-- MATERIAL FOR THE TASK --

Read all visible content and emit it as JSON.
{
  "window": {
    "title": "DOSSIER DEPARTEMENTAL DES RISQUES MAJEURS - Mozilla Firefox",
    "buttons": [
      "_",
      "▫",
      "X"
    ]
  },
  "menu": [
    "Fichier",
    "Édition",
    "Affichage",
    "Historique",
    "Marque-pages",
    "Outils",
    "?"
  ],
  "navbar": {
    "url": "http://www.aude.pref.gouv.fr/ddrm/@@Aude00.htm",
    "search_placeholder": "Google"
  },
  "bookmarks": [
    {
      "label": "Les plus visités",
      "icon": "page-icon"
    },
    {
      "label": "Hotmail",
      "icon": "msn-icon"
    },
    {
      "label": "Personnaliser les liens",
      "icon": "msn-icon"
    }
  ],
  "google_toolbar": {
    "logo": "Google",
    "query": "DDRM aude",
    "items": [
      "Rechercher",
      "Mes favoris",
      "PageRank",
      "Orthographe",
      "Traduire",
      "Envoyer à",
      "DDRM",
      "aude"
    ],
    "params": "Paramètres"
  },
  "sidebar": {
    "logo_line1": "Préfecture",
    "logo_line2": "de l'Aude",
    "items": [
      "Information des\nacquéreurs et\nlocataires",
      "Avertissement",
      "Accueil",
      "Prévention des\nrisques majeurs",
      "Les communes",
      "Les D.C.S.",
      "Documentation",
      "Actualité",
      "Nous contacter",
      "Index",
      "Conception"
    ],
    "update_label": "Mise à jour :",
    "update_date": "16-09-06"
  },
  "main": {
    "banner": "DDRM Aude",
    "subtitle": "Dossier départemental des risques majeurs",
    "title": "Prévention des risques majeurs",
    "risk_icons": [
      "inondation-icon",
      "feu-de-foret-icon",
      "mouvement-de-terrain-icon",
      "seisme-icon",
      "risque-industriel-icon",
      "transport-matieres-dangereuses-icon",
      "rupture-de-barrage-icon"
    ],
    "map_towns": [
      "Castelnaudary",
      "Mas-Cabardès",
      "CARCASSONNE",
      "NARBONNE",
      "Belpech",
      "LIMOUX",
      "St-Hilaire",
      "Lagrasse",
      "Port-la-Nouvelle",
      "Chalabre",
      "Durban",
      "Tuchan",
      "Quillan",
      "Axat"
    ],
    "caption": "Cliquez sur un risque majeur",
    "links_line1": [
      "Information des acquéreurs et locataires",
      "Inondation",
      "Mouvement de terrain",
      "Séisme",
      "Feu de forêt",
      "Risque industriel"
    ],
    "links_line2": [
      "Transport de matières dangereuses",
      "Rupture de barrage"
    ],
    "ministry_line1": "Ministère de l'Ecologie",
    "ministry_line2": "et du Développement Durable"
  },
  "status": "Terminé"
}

-- EXERCISE BRIEF --
Exactly reproduce all of the entries above.

-- RESULT --
Read all visible content and emit it as JSON.
{
  "window": {
    "title": "DOSSIER DEPARTEMENTAL DES RISQUES MAJEURS - Mozilla Firefox",
    "buttons": [
      "_",
      "▫",
      "X"
    ]
  },
  "menu": [
    "Fichier",
    "Édition",
    "Affichage",
    "Historique",
    "Marque-pages",
    "Outils",
    "?"
  ],
  "navbar": {
    "url": "http://www.aude.pref.gouv.fr/ddrm/@@Aude00.htm",
    "search_placeholder": "Google"
  },
  "bookmarks": [
    {
      "label": "Les plus visités",
      "icon": "page-icon"
    },
    {
      "label": "Hotmail",
      "icon": "msn-icon"
    },
    {
      "label": "Personnaliser les liens",
      "icon": "msn-icon"
    }
  ],
  "google_toolbar": {
    "logo": "Google",
    "query": "DDRM aude",
    "items": [
      "Rechercher",
      "Mes favoris",
      "PageRank",
      "Orthographe",
      "Traduire",
      "Envoyer à",
      "DDRM",
      "aude"
    ],
    "params": "Paramètres"
  },
  "sidebar": {
    "logo_line1": "Préfecture",
    "logo_line2": "de l'Aude",
    "items": [
      "Information des\nacquéreurs et\nlocataires",
      "Avertissement",
      "Accueil",
      "Prévention des\nrisques majeurs",
      "Les communes",
      "Les D.C.S.",
      "Documentation",
      "Actualité",
      "Nous contacter",
      "Index",
      "Conception"
    ],
    "update_label": "Mise à jour :",
    "update_date": "16-09-06"
  },
  "main": {
    "banner": "DDRM Aude",
    "subtitle": "Dossier départemental des risques majeurs",
    "title": "Prévention des risques majeurs",
    "risk_icons": [
      "inondation-icon",
      "feu-de-foret-icon",
      "mouvement-de-terrain-icon",
      "seisme-icon",
      "risque-industriel-icon",
      "transport-matieres-dangereuses-icon",
      "rupture-de-barrage-icon"
    ],
    "map_towns": [
      "Castelnaudary",
      "Mas-Cabardès",
      "CARCASSONNE",
      "NARBONNE",
      "Belpech",
      "LIMOUX",
      "St-Hilaire",
      "Lagrasse",
      "Port-la-Nouvelle",
      "Chalabre",
      "Durban",
      "Tuchan",
      "Quillan",
      "Axat"
    ],
    "caption": "Cliquez sur un risque majeur",
    "links_line1": [
      "Information des acquéreurs et locataires",
      "Inondation",
      "Mouvement de terrain",
      "Séisme",
      "Feu de forêt",
      "Risque industriel"
    ],
    "links_line2": [
      "Transport de matières dangereuses",
      "Rupture de barrage"
    ],
    "ministry_line1": "Ministère de l'Ecologie",
    "ministry_line2": "et du Développement Durable"
  },
  "status": "Terminé"
}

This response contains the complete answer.